Work instructions -> Check each line of the records below and collect those that include the word "juheapi".

___ Given records ___

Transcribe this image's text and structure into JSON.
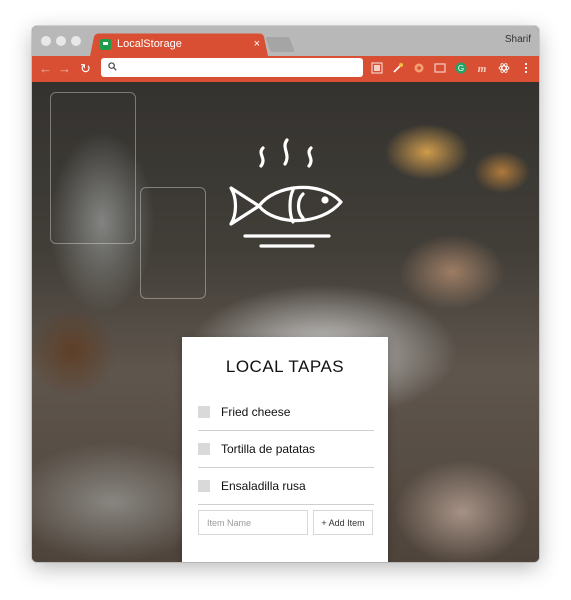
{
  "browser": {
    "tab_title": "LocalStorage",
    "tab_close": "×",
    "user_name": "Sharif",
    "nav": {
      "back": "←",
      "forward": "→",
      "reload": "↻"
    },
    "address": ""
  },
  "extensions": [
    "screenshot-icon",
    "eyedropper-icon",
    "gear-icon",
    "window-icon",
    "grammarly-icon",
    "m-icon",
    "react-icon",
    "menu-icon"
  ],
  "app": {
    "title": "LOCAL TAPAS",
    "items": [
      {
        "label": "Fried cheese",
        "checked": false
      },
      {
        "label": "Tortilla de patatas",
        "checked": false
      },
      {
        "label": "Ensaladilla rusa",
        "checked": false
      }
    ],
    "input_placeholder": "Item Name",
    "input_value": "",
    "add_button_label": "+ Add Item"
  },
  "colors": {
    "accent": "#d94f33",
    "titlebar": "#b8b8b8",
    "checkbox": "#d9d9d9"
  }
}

___
___ Given records ___

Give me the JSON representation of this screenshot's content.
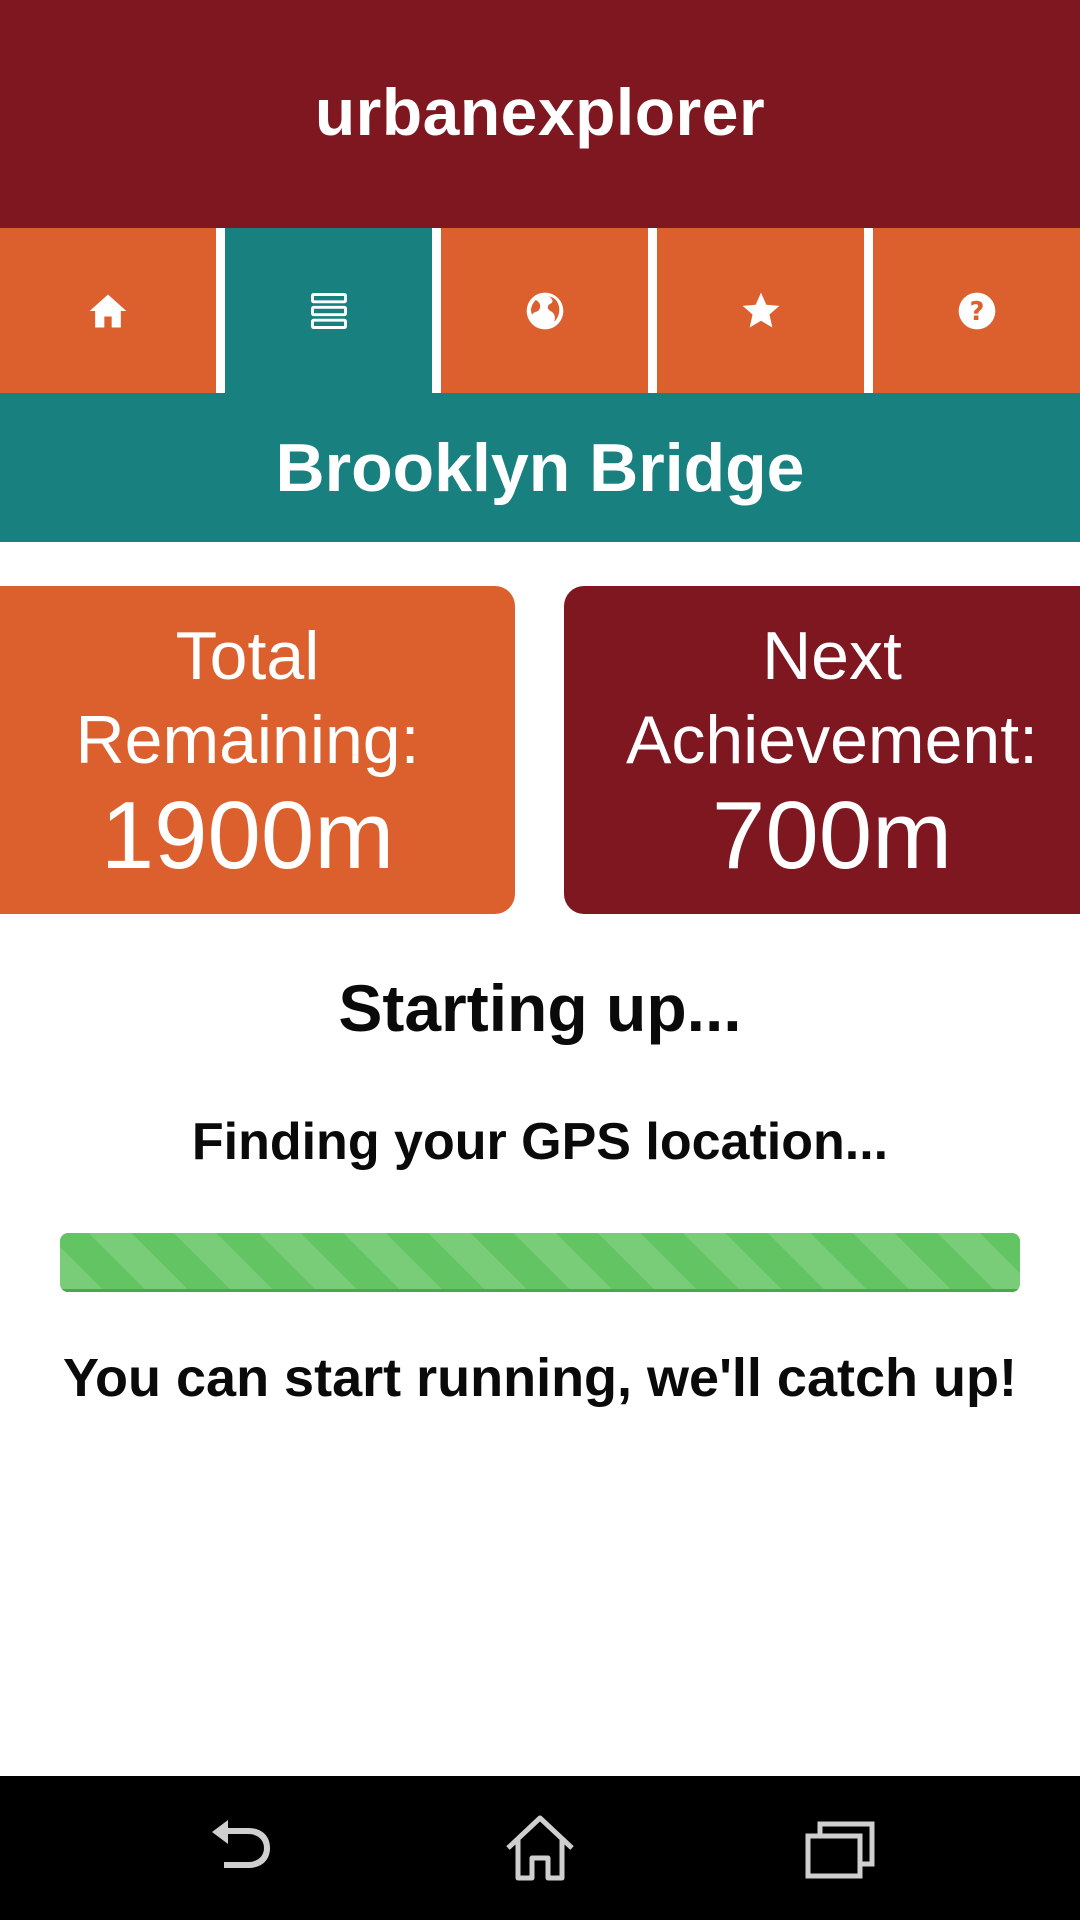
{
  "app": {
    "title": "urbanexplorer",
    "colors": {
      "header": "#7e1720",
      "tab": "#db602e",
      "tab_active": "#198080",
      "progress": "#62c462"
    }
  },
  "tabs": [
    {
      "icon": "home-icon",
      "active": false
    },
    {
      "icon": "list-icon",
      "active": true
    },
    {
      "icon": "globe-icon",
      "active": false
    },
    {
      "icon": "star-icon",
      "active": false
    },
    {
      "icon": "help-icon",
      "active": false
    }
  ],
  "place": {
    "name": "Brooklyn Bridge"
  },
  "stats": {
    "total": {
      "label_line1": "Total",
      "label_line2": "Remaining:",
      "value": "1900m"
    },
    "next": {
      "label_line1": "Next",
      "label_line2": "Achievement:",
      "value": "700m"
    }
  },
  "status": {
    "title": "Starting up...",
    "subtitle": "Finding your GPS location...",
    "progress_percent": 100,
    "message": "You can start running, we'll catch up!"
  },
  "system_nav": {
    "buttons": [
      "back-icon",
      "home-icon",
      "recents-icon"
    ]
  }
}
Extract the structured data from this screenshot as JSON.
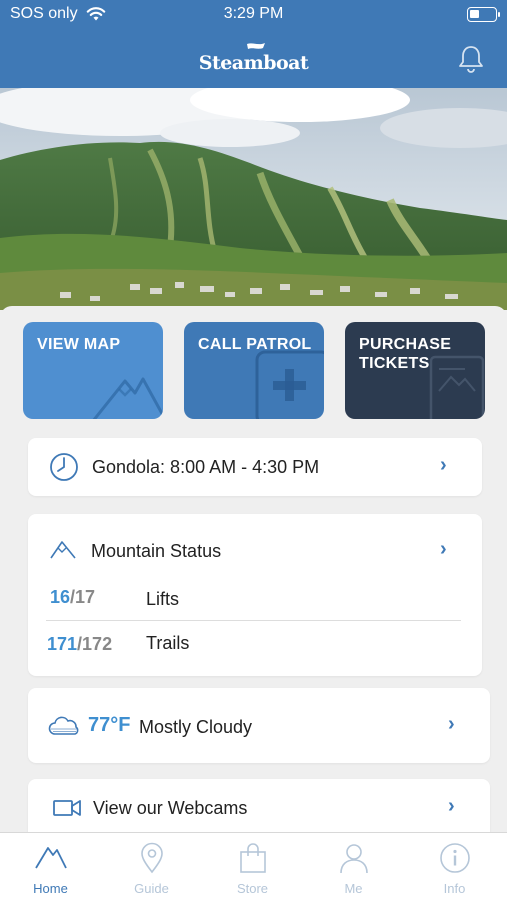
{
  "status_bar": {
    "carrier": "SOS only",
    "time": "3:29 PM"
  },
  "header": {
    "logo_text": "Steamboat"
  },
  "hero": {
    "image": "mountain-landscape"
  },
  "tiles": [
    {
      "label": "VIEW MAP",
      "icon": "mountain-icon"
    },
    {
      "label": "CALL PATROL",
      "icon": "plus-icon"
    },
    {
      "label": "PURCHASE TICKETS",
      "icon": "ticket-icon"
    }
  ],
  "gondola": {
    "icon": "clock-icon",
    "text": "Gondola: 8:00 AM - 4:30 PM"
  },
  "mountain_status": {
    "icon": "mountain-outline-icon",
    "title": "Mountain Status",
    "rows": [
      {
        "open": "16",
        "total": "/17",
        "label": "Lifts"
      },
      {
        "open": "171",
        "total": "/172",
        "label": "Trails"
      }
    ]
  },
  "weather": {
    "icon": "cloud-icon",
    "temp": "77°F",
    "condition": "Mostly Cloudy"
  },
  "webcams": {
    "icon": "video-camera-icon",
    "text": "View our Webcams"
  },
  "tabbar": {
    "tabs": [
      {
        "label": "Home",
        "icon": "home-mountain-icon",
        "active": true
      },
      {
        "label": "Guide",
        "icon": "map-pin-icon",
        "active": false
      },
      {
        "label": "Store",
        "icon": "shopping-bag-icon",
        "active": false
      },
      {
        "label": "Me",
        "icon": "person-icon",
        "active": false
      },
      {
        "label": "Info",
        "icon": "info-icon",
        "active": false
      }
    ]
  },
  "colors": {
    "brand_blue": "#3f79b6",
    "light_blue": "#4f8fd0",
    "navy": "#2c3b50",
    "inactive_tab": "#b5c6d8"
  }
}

___
___ Given records ___

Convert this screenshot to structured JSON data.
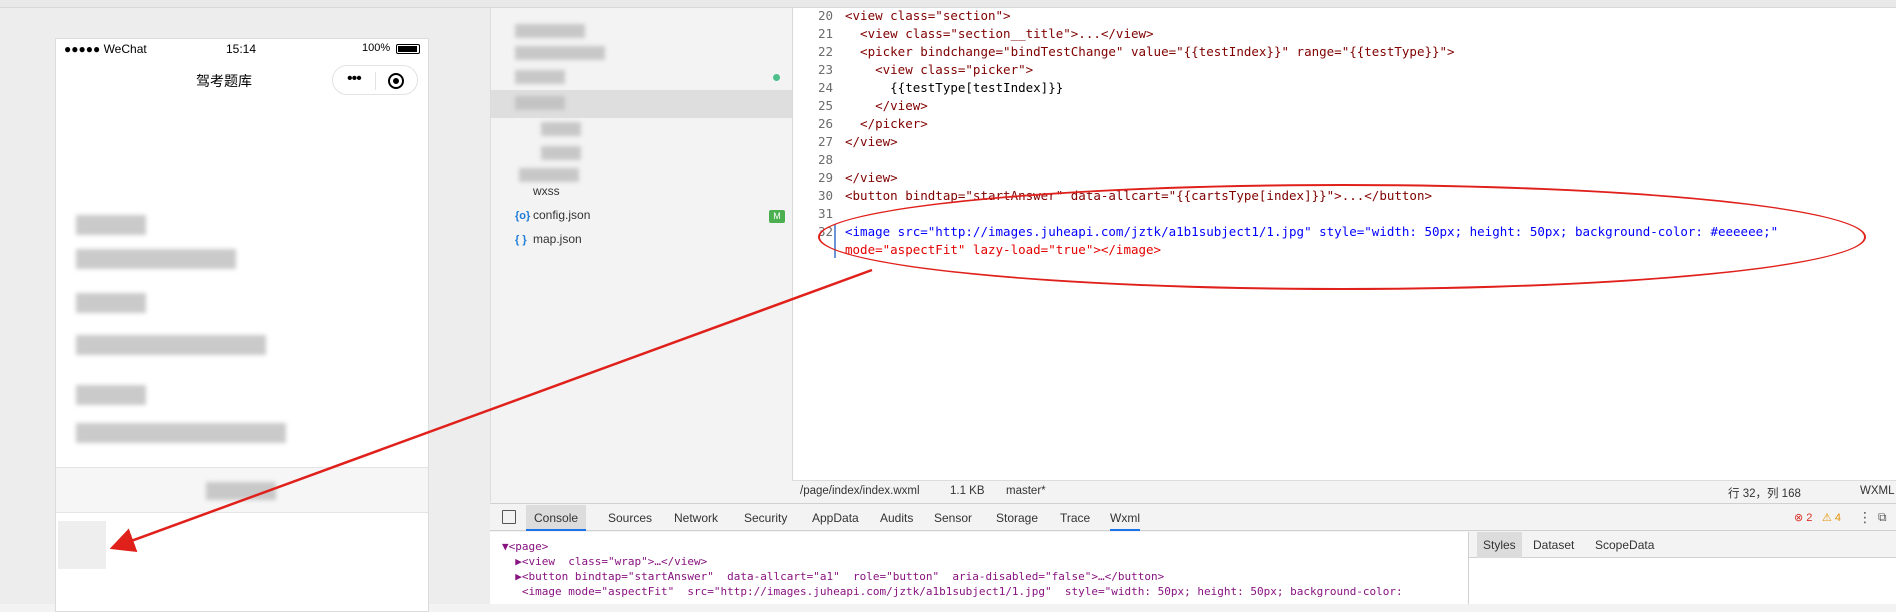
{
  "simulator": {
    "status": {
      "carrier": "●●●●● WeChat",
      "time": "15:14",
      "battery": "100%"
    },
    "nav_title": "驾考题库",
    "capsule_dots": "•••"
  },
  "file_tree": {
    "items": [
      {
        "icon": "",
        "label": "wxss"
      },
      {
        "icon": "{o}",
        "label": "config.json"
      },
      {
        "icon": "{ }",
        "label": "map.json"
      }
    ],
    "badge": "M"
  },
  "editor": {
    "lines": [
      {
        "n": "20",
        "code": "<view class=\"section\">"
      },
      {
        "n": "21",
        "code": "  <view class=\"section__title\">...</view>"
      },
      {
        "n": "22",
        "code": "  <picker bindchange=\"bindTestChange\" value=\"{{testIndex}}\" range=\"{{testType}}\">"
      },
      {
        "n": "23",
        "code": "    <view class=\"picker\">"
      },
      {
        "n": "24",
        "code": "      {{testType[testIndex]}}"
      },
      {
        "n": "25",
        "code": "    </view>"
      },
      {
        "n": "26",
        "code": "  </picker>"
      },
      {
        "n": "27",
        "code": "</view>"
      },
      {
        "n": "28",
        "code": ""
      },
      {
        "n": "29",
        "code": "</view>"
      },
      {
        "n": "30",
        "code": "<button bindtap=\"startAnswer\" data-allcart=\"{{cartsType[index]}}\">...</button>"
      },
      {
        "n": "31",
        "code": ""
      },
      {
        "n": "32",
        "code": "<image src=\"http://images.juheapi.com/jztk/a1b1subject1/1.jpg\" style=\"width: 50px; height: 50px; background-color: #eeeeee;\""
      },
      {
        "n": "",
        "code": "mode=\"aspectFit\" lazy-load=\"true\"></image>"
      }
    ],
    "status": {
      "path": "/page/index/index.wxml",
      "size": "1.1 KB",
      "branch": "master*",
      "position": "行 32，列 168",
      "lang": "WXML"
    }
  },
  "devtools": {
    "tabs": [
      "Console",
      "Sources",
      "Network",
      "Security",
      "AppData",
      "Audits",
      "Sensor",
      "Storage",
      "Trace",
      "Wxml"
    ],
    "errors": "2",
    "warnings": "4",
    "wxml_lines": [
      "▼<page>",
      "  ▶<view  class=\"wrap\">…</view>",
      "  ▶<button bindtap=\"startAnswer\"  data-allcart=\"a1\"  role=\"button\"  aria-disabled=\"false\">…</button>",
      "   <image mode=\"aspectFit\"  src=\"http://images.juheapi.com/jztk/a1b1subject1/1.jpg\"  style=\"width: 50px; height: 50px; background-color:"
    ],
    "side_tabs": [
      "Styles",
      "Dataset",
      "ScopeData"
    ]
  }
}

___

Answer in full ->
        "code": "<image src=\"http://images.juheapi.com/jztk/a1b1subject1/1.jpg\" style=\"width: 50px; height: 50px; background-color: #eeeeee;\""
      "   <image mode=\"aspectFit\"  src=\"http://images.juheapi.com/jztk/a1b1subject1/1.jpg\"  style=\"width: 50px; height: 50px; background-color:"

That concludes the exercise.